任务说明 a:
请列出记录中所有包含字符串“legend”的行，并逐行照抄。

所给文本:
* * *

Codeforces Round #618 (Div. 2)：C. Anu Has a Function

红太狼 2023-07-05 10:16 6阅读 0赞

**Discription**  
Anu has created her own function f: f(x,y)=(x|y)−y where | denotes the bitwise OR operation. For example, f(11,6)=(11|6)−6=15−6=9. It can be proved that for any nonnegative numbers x and y value of f(x,y) is also nonnegative.

She would like to research more about this function and has created multiple problems for herself. But she isn’t able to solve all of them and needs your help. Here is one of these problems.

A value of an array \[a1,a2,…,an\] is defined as f(f(…f(f(a1,a2),a3),…an−1),an) (see notes). You are given an array with not necessarily distinct elements. How should you reorder its elements so that the value of the array is maximal possible?

**Input**  
The first line contains a single integer n (1≤n≤105).

The second line contains n integers a1,a2,…,an (0≤ai≤109). Elements of the array are not guaranteed to be different.

**Output**  
Output n integers, the reordering of the array with maximum value. If there are multiple answers, print any.

**Examples**  
**input**

4
    4 0 11 6

**output**

11 6 4 0

**input**

1
    13

**output**

**Note**  
In the first testcase, value of the array \[11,6,4,0\] is f(f(f(11,6),4),0)=f(f(9,4),0)=f(9,0)=9.

\[11,4,0,6\] is also a valid answer.

**题意**  
给定一个公式：f(x,y)=(x|y)−y  
给定n个数，要求将这n个数任意排序，使满足公式的结果最大（前两项的结果做下一项的第一项）  
输出任意一个最大结果的项。

**思路**  
在二进制状态下求解在所有的数中，某一位只出现了一次1，且为最大的那个，放在第一位，剩下的按任意顺序输出。  
eg：二进制状态下：  
1100 1101 1100 1110  
则将1110放在第一位。

* * *

记录摘录:
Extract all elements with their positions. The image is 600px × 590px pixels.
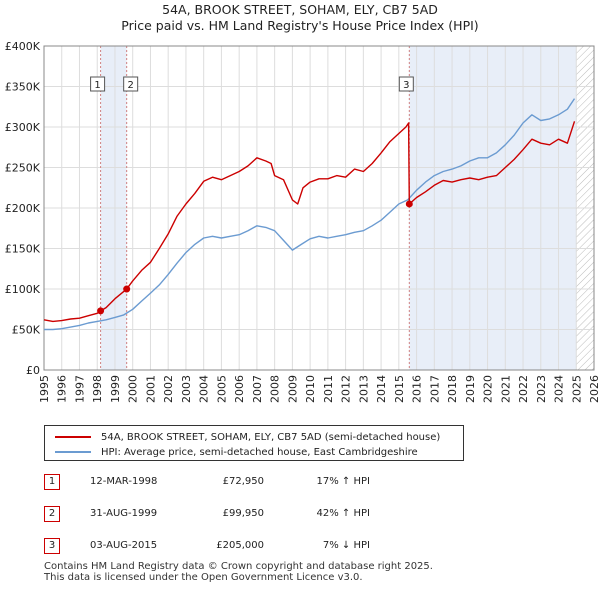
x-tick-label: 2001: [144, 375, 157, 403]
sale-number-box: [90, 76, 106, 92]
footer-line-2: This data is licensed under the Open Gov…: [44, 572, 363, 583]
y-tick-label: £200K: [5, 202, 41, 215]
x-tick-label: 2013: [357, 375, 370, 403]
x-tick-label: 1997: [73, 375, 86, 403]
x-tick-label: 2000: [127, 375, 140, 403]
sale-number-box: [123, 76, 139, 92]
sale-number-badge: 2: [44, 506, 60, 522]
title-line-1: 54A, BROOK STREET, SOHAM, ELY, CB7 5AD: [162, 2, 438, 17]
legend-swatch-hpi: [55, 451, 91, 453]
y-tick-label: £150K: [5, 243, 41, 256]
x-tick-label: 2026: [588, 375, 600, 403]
sale-price: £72,950: [222, 476, 264, 487]
legend-swatch-property: [55, 436, 91, 438]
y-tick-label: £400K: [5, 40, 41, 53]
sale-date: 31-AUG-1999: [90, 508, 158, 519]
sale-number-label: 3: [403, 80, 409, 91]
x-tick-label: 2023: [535, 375, 548, 403]
x-tick-label: 1995: [38, 375, 51, 403]
sale-hpi-diff: 7% ↓ HPI: [322, 540, 370, 551]
x-tick-label: 2014: [375, 375, 388, 403]
sale-price: £205,000: [216, 540, 264, 551]
x-tick-label: 2016: [411, 375, 424, 403]
sale-number-box: [398, 76, 414, 92]
x-tick-label: 2007: [251, 375, 264, 403]
sale-hpi-diff: 42% ↑ HPI: [316, 508, 370, 519]
x-tick-label: 2022: [517, 375, 530, 403]
y-tick-label: £0: [26, 364, 40, 377]
x-tick-label: 2002: [162, 375, 175, 403]
sales-table: 1 12-MAR-1998 £72,950 17% ↑ HPI 2 31-AUG…: [44, 474, 374, 570]
y-tick-label: £50K: [12, 324, 41, 337]
x-tick-label: 2025: [570, 375, 583, 403]
x-tick-label: 2006: [233, 375, 246, 403]
sale-price: £99,950: [222, 508, 264, 519]
x-tick-label: 2009: [286, 375, 299, 403]
x-tick-label: 2005: [215, 375, 228, 403]
sale-point: [123, 285, 131, 293]
x-tick-label: 2008: [269, 375, 282, 403]
x-tick-label: 2003: [180, 375, 193, 403]
title-line-2: Price paid vs. HM Land Registry's House …: [121, 18, 479, 33]
sale-date: 03-AUG-2015: [90, 540, 158, 551]
sale-number-label: 2: [127, 80, 133, 91]
sale-number-badge: 1: [44, 474, 60, 490]
footer-attribution: Contains HM Land Registry data © Crown c…: [44, 561, 433, 583]
sale-row: 2 31-AUG-1999 £99,950 42% ↑ HPI: [44, 506, 374, 538]
x-tick-label: 1998: [91, 375, 104, 403]
x-tick-label: 2017: [428, 375, 441, 403]
x-tick-label: 2024: [553, 375, 566, 403]
sale-number-label: 1: [94, 80, 100, 91]
x-tick-label: 2021: [499, 375, 512, 403]
legend-item-property: 54A, BROOK STREET, SOHAM, ELY, CB7 5AD (…: [55, 430, 440, 444]
y-tick-label: £250K: [5, 162, 41, 175]
sale-row: 1 12-MAR-1998 £72,950 17% ↑ HPI: [44, 474, 374, 506]
x-tick-label: 2018: [446, 375, 459, 403]
sale-row: 3 03-AUG-2015 £205,000 7% ↓ HPI: [44, 538, 374, 570]
sale-number-badge: 3: [44, 538, 60, 554]
x-tick-label: 2004: [198, 375, 211, 403]
hpi-line: [44, 98, 576, 331]
chart-title: 54A, BROOK STREET, SOHAM, ELY, CB7 5AD P…: [0, 2, 600, 34]
x-tick-label: 2020: [482, 375, 495, 403]
sale-point: [97, 307, 105, 315]
x-tick-label: 2015: [393, 375, 406, 403]
footer-line-1: Contains HM Land Registry data © Crown c…: [44, 561, 433, 572]
y-tick-label: £100K: [5, 283, 41, 296]
legend-label-hpi: HPI: Average price, semi-detached house,…: [101, 446, 418, 458]
y-tick-label: £300K: [5, 121, 41, 134]
legend-item-hpi: HPI: Average price, semi-detached house,…: [55, 445, 418, 459]
sale-hpi-diff: 17% ↑ HPI: [316, 476, 370, 487]
sale-date: 12-MAR-1998: [90, 476, 158, 487]
legend-label-property: 54A, BROOK STREET, SOHAM, ELY, CB7 5AD (…: [101, 431, 441, 443]
x-tick-label: 1996: [56, 375, 69, 403]
price-chart: 1 2 3 £0 £50K £100K £150K £200K £250K £300K £350K £…: [5, 40, 600, 403]
x-tick-label: 2011: [322, 375, 335, 403]
x-tick-label: 2010: [304, 375, 317, 403]
x-tick-label: 2019: [464, 375, 477, 403]
x-tick-label: 2012: [340, 375, 353, 403]
legend: 54A, BROOK STREET, SOHAM, ELY, CB7 5AD (…: [44, 425, 464, 461]
y-tick-label: £350K: [5, 81, 41, 94]
x-tick-label: 1999: [109, 375, 122, 403]
plot-frame: [43, 45, 595, 371]
sale-point: [405, 200, 413, 208]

* * *

任务说明 b:
在所给文本中，公式 f(x,y)=(x|y)−y 里的符号 | 表示什么运算？

练习答案 a:
legend-swatch-hpi: [55, 451, 91, 453]
legend-swatch-property: [55, 436, 91, 438]
legend-item-property: 54A, BROOK STREET, SOHAM, ELY, CB7 5AD (…: [55, 430, 440, 444]
legend-label-hpi: HPI: Average price, semi-detached house,…: [101, 446, 418, 458]
legend-item-hpi: HPI: Average price, semi-detached house,…: [55, 445, 418, 459]
legend-label-property: 54A, BROOK STREET, SOHAM, ELY, CB7 5AD (…: [101, 431, 441, 443]
legend: 54A, BROOK STREET, SOHAM, ELY, CB7 5AD (…: [44, 425, 464, 461]

练习答案 b:
| 表示按位或（bitwise OR）运算。